▸ **Given data**:
____________________

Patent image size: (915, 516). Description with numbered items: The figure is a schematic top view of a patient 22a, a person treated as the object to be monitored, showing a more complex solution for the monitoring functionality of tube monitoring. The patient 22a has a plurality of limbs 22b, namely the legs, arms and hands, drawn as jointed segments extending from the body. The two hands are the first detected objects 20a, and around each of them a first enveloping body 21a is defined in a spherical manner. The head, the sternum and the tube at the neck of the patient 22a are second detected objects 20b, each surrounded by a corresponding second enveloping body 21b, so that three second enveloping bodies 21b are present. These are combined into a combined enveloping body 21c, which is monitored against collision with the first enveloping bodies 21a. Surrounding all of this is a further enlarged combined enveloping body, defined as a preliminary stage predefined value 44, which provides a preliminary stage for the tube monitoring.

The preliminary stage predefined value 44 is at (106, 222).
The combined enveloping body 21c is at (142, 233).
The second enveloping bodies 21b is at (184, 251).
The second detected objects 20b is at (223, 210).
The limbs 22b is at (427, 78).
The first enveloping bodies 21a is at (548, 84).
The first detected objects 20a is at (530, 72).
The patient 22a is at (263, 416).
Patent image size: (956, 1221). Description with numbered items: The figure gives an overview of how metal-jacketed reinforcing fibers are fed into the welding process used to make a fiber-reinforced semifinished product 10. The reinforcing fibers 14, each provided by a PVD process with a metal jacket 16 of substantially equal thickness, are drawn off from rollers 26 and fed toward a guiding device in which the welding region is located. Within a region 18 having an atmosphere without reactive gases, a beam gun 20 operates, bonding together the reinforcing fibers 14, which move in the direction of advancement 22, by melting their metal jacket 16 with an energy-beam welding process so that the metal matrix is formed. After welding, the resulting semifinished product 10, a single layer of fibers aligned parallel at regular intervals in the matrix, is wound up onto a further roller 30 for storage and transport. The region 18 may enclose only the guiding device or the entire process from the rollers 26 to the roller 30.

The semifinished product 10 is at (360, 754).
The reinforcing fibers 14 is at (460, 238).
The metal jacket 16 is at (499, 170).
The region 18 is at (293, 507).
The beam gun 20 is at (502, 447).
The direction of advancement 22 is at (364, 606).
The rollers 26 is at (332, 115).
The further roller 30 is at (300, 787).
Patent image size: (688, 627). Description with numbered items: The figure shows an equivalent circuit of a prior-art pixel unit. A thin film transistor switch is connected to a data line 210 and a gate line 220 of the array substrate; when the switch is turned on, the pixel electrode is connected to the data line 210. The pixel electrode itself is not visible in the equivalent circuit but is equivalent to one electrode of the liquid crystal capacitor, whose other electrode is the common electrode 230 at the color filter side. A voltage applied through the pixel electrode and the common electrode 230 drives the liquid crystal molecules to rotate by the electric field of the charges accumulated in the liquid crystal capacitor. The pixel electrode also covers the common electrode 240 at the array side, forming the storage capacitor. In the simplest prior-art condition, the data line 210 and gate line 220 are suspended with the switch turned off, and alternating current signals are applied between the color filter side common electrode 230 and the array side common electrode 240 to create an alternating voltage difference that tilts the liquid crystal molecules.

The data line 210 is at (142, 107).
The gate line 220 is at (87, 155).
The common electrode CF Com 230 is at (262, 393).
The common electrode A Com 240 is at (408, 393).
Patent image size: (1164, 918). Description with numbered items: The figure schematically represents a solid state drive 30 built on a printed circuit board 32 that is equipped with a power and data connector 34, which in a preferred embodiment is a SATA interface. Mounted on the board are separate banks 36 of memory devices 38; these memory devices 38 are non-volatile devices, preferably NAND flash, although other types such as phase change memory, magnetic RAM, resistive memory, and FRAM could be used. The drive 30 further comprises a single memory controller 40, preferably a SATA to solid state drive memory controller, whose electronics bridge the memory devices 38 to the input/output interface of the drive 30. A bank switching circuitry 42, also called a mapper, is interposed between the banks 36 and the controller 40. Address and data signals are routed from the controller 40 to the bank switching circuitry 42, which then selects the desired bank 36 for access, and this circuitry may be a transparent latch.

____________________

▸ **What is needed**:
Turn each line of the listing above into one item of a numbered list, leaving out the blank lines.

▸ **Exercise response**:
1. Patent image size: (915, 516). Description with numbered items: The figure is a schematic top view of a patient 22a, a person treated as the object to be monitored, showing a more complex solution for the monitoring functionality of tube monitoring. The patient 22a has a plurality of limbs 22b, namely the legs, arms and hands, drawn as jointed segments extending from the body. The two hands are the first detected objects 20a, and around each of them a first enveloping body 21a is defined in a spherical manner. The head, the sternum and the tube at the neck of the patient 22a are second detected objects 20b, each surrounded by a corresponding second enveloping body 21b, so that three second enveloping bodies 21b are present. These are combined into a combined enveloping body 21c, which is monitored against collision with the first enveloping bodies 21a. Surrounding all of this is a further enlarged combined enveloping body, defined as a preliminary stage predefined value 44, which provides a preliminary stage for the tube monitoring.
2. The preliminary stage predefined value 44 is at (106, 222).
3. The combined enveloping body 21c is at (142, 233).
4. The second enveloping bodies 21b is at (184, 251).
5. The second detected objects 20b is at (223, 210).
6. The limbs 22b is at (427, 78).
7. The first enveloping bodies 21a is at (548, 84).
8. The first detected objects 20a is at (530, 72).
9. The patient 22a is at (263, 416).
10. Patent image size: (956, 1221). Description with numbered items: The figure gives an overview of how metal-jacketed reinforcing fibers are fed into the welding process used to make a fiber-reinforced semifinished product 10. The reinforcing fibers 14, each provided by a PVD process with a metal jacket 16 of substantially equal thickness, are drawn off from rollers 26 and fed toward a guiding device in which the welding region is located. Within a region 18 having an atmosphere without reactive gases, a beam gun 20 operates, bonding together the reinforcing fibers 14, which move in the direction of advancement 22, by melting their metal jacket 16 with an energy-beam welding process so that the metal matrix is formed. After welding, the resulting semifinished product 10, a single layer of fibers aligned parallel at regular intervals in the matrix, is wound up onto a further roller 30 for storage and transport. The region 18 may enclose only the guiding device or the entire process from the rollers 26 to the roller 30.
11. The semifinished product 10 is at (360, 754).
12. The reinforcing fibers 14 is at (460, 238).
13. The metal jacket 16 is at (499, 170).
14. The region 18 is at (293, 507).
15. The beam gun 20 is at (502, 447).
16. The direction of advancement 22 is at (364, 606).
17. The rollers 26 is at (332, 115).
18. The further roller 30 is at (300, 787).
19. Patent image size: (688, 627). Description with numbered items: The figure shows an equivalent circuit of a prior-art pixel unit. A thin film transistor switch is connected to a data line 210 and a gate line 220 of the array substrate; when the switch is turned on, the pixel electrode is connected to the data line 210. The pixel electrode itself is not visible in the equivalent circuit but is equivalent to one electrode of the liquid crystal capacitor, whose other electrode is the common electrode 230 at the color filter side. A voltage applied through the pixel electrode and the common electrode 230 drives the liquid crystal molecules to rotate by the electric field of the charges accumulated in the liquid crystal capacitor. The pixel electrode also covers the common electrode 240 at the array side, forming the storage capacitor. In the simplest prior-art condition, the data line 210 and gate line 220 are suspended with the switch turned off, and alternating current signals are applied between the color filter side common electrode 230 and the array side common electrode 240 to create an alternating voltage difference that tilts the liquid crystal molecules.
20. The data line 210 is at (142, 107).
21. The gate line 220 is at (87, 155).
22. The common electrode CF Com 230 is at (262, 393).
23. The common electrode A Com 240 is at (408, 393).
24. Patent image size: (1164, 918). Description with numbered items: The figure schematically represents a solid state drive 30 built on a printed circuit board 32 that is equipped with a power and data connector 34, which in a preferred embodiment is a SATA interface. Mounted on the board are separate banks 36 of memory devices 38; these memory devices 38 are non-volatile devices, preferably NAND flash, although other types such as phase change memory, magnetic RAM, resistive memory, and FRAM could be used. The drive 30 further comprises a single memory controller 40, preferably a SATA to solid state drive memory controller, whose electronics bridge the memory devices 38 to the input/output interface of the drive 30. A bank switching circuitry 42, also called a mapper, is interposed between the banks 36 and the controller 40. Address and data signals are routed from the controller 40 to the bank switching circuitry 42, which then selects the desired bank 36 for access, and this circuitry may be a transparent latch.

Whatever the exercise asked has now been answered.